What this task involves:
Copy out all lines that carry the word "screenshot".

Data to use:
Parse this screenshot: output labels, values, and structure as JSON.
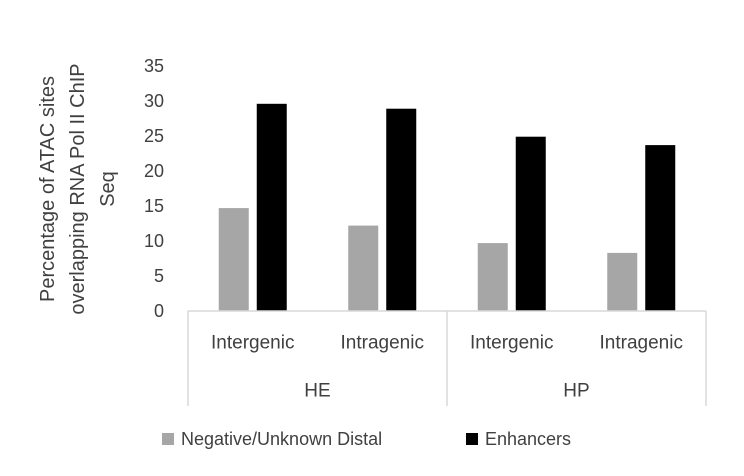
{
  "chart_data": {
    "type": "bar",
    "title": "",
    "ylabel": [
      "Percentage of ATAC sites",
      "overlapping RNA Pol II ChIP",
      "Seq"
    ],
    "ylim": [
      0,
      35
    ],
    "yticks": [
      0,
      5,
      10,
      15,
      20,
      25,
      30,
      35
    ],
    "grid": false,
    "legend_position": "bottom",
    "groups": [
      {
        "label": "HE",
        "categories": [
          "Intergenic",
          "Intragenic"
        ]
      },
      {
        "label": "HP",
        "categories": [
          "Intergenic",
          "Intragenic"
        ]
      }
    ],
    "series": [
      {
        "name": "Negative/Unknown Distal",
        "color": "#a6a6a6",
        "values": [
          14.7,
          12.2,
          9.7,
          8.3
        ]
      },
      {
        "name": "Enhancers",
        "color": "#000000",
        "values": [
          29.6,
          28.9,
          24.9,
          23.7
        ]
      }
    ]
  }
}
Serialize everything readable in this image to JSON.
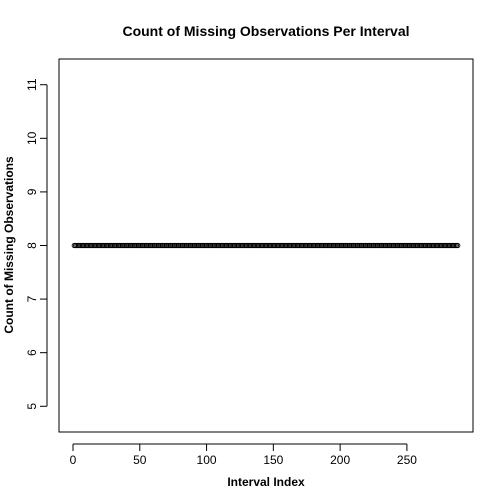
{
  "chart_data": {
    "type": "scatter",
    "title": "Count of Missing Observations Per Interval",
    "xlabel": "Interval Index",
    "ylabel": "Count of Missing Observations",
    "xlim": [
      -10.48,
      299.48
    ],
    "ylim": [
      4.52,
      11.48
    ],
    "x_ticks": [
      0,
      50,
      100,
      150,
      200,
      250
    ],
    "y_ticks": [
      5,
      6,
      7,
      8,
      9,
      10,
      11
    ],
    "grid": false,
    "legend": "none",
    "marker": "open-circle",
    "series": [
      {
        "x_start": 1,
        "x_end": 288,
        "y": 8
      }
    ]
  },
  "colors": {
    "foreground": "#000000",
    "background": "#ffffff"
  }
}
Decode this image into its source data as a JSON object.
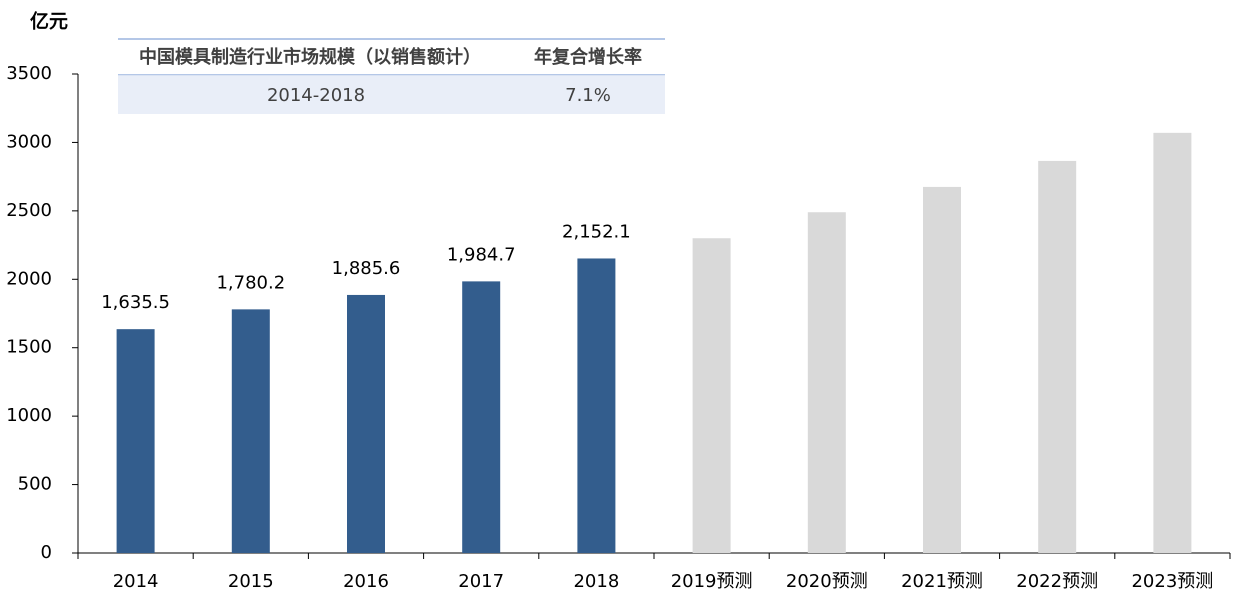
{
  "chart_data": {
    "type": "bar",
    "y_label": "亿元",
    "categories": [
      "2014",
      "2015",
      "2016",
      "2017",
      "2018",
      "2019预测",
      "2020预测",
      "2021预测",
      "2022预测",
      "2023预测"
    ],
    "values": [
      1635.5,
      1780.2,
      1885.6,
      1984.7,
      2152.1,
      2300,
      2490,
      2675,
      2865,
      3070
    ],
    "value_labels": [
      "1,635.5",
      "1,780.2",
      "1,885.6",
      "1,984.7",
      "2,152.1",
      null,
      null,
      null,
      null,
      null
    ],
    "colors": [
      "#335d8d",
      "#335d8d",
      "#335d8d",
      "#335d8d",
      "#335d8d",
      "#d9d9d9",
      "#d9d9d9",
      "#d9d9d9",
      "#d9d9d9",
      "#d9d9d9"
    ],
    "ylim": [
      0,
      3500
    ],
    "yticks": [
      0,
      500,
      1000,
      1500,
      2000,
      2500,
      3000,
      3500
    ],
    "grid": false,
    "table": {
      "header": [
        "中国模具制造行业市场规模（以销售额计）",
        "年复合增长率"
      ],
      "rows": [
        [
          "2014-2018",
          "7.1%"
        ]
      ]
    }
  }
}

==

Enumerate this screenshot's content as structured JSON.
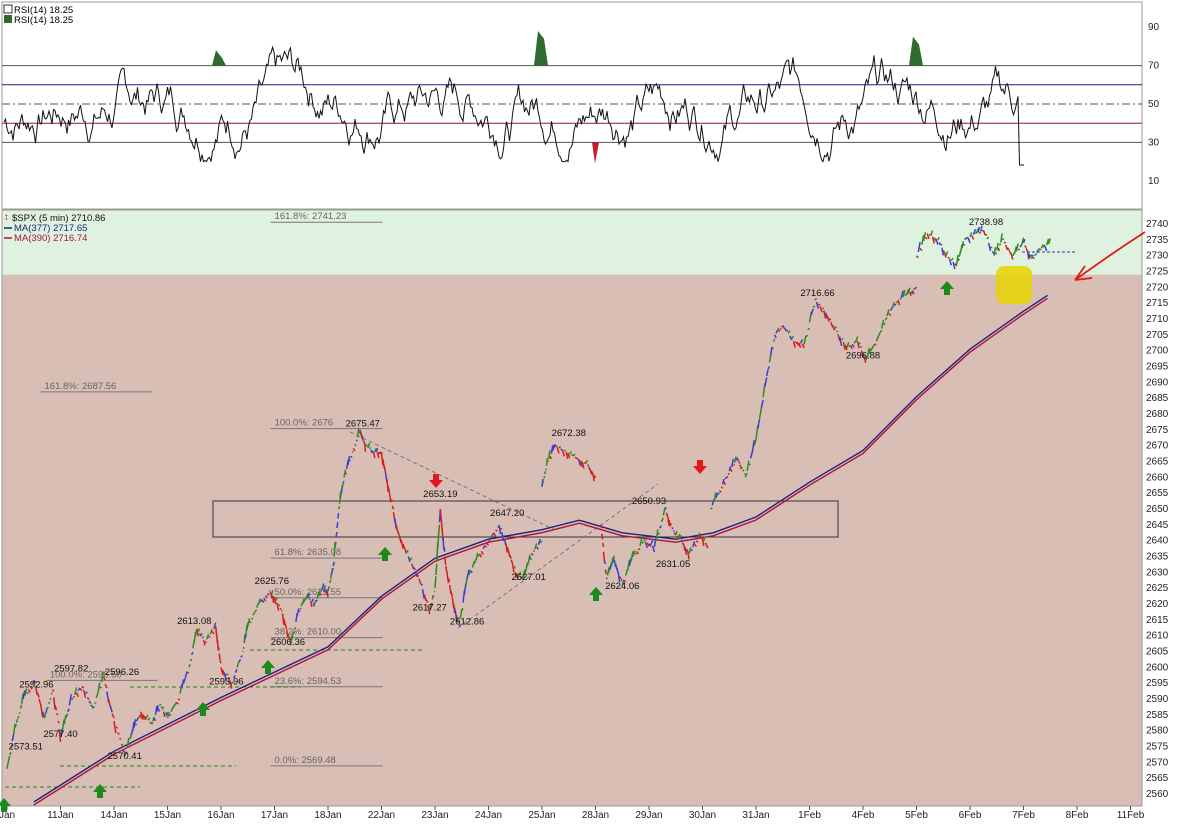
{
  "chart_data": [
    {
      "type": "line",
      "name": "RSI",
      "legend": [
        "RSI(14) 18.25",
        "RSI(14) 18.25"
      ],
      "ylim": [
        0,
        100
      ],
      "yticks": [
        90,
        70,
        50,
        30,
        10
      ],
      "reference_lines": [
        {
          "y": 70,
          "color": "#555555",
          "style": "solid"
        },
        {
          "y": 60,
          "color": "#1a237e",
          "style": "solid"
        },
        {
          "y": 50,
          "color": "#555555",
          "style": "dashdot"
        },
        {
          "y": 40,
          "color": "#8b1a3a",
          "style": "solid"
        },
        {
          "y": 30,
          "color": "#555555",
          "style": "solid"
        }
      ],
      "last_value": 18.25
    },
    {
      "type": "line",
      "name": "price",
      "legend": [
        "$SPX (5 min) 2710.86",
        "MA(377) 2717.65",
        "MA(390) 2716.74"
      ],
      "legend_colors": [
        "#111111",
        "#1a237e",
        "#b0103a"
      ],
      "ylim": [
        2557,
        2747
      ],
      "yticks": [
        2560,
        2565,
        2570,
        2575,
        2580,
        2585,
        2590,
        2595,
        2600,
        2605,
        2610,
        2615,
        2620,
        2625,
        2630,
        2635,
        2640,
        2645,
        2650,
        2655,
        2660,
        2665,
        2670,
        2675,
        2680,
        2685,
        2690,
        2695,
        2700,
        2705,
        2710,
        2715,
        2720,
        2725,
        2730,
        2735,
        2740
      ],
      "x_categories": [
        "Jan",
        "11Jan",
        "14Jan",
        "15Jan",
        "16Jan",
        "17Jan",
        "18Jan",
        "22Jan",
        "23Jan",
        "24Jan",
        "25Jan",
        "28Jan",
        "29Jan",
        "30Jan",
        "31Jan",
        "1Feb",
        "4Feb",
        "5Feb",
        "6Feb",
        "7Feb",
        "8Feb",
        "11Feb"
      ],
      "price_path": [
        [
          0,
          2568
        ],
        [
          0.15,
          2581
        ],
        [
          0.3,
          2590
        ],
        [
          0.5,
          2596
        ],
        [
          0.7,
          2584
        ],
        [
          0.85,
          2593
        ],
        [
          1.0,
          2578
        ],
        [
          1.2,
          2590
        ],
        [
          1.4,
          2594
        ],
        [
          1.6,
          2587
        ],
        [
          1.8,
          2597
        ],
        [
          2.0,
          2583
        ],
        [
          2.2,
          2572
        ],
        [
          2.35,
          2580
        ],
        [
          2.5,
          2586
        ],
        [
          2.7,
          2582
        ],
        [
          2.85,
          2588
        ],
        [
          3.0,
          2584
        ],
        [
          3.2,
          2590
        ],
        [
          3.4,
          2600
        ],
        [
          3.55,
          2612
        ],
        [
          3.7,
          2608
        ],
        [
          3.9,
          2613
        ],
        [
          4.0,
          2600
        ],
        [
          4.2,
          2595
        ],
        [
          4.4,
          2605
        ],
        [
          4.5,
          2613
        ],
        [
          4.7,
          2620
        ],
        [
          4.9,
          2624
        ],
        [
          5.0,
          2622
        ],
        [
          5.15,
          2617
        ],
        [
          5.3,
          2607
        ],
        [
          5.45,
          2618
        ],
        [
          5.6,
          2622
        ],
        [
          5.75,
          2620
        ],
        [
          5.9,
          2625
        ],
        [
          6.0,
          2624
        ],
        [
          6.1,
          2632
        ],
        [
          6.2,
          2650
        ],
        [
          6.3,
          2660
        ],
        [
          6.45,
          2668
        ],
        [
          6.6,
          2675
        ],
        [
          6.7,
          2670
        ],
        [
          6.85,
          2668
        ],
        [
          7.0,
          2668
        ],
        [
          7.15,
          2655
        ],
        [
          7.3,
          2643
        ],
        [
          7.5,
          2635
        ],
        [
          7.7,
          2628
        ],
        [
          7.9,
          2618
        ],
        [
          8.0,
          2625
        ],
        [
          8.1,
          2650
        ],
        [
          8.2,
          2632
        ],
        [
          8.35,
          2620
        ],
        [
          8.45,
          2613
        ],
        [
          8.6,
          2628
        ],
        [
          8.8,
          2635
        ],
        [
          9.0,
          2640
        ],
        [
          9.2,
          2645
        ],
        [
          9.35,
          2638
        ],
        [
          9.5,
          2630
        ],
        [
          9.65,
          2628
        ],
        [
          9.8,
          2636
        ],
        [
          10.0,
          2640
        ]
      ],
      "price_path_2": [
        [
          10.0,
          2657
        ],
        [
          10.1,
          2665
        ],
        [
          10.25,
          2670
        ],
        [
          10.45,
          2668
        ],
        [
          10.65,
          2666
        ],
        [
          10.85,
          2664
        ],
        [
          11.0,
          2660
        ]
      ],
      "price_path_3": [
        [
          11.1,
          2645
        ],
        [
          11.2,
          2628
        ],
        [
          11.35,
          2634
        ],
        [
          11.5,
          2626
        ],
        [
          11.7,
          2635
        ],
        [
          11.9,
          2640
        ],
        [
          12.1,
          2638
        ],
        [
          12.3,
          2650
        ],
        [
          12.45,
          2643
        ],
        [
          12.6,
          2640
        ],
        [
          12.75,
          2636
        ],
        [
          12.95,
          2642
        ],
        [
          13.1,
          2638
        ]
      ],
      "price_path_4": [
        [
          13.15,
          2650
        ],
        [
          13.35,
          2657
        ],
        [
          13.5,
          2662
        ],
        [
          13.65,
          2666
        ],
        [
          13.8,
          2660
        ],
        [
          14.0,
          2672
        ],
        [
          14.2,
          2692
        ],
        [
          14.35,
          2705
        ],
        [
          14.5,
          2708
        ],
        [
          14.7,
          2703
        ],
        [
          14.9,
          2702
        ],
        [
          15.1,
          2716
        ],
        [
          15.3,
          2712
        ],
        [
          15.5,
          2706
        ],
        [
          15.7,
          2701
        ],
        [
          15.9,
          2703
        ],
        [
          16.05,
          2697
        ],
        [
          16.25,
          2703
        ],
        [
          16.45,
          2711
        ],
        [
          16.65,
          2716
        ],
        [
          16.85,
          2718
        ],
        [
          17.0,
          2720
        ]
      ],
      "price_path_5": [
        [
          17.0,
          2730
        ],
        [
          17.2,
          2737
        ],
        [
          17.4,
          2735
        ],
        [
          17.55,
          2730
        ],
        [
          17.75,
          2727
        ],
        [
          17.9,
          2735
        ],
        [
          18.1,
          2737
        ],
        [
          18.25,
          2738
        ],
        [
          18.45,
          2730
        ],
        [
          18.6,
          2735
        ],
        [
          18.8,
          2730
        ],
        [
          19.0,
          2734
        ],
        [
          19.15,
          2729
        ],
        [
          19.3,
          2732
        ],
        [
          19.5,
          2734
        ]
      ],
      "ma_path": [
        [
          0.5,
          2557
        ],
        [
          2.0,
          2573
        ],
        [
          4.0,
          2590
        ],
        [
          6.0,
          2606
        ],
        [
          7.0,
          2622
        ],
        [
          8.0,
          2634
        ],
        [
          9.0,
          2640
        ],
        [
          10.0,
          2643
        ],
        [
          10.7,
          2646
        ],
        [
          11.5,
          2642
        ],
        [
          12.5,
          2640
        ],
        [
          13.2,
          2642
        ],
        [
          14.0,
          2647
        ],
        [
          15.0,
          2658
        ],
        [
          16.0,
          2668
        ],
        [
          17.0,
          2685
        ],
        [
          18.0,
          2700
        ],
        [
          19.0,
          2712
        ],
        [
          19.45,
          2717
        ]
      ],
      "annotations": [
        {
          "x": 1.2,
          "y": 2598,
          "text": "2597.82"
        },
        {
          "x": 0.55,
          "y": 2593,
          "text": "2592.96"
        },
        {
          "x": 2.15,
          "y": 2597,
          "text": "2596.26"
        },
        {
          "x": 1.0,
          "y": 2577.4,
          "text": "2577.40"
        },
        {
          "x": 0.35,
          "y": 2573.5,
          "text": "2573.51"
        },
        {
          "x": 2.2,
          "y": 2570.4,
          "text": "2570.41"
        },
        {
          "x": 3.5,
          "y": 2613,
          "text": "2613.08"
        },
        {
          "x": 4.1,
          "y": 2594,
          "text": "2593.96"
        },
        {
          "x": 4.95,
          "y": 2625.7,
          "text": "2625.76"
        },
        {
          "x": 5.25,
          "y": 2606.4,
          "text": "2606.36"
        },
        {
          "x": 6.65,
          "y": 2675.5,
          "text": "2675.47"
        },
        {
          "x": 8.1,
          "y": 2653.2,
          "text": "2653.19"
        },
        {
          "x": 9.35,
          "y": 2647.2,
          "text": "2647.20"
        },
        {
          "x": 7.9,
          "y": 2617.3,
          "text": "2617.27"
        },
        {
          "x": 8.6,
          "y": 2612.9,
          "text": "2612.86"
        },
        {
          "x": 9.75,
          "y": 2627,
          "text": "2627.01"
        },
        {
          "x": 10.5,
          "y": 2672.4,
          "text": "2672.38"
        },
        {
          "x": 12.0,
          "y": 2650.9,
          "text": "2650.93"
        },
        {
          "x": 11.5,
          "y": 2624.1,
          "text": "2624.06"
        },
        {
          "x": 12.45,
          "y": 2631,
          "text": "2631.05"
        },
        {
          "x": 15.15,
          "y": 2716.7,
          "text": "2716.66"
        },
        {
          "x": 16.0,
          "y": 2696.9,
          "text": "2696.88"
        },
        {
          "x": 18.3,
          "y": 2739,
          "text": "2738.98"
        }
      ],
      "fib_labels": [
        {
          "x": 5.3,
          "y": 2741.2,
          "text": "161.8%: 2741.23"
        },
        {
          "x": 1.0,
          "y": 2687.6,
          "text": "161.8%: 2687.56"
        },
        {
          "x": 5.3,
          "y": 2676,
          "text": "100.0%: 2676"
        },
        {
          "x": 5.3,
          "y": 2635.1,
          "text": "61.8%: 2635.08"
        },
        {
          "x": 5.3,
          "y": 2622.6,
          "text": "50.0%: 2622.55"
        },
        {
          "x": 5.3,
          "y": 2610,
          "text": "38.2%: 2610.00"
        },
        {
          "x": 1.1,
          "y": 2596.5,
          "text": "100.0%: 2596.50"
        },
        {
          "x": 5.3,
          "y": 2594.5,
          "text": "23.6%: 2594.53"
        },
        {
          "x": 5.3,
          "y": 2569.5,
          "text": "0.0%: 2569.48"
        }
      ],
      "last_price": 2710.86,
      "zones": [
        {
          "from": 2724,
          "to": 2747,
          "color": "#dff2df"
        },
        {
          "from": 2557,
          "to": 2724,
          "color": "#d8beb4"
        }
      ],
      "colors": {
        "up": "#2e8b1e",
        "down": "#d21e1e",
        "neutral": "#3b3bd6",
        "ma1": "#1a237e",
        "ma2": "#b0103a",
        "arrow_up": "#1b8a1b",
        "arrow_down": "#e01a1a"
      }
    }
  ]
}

Response:
Parse this screenshot: output labels, values, and structure as JSON.
Enumerate this screenshot's content as structured JSON.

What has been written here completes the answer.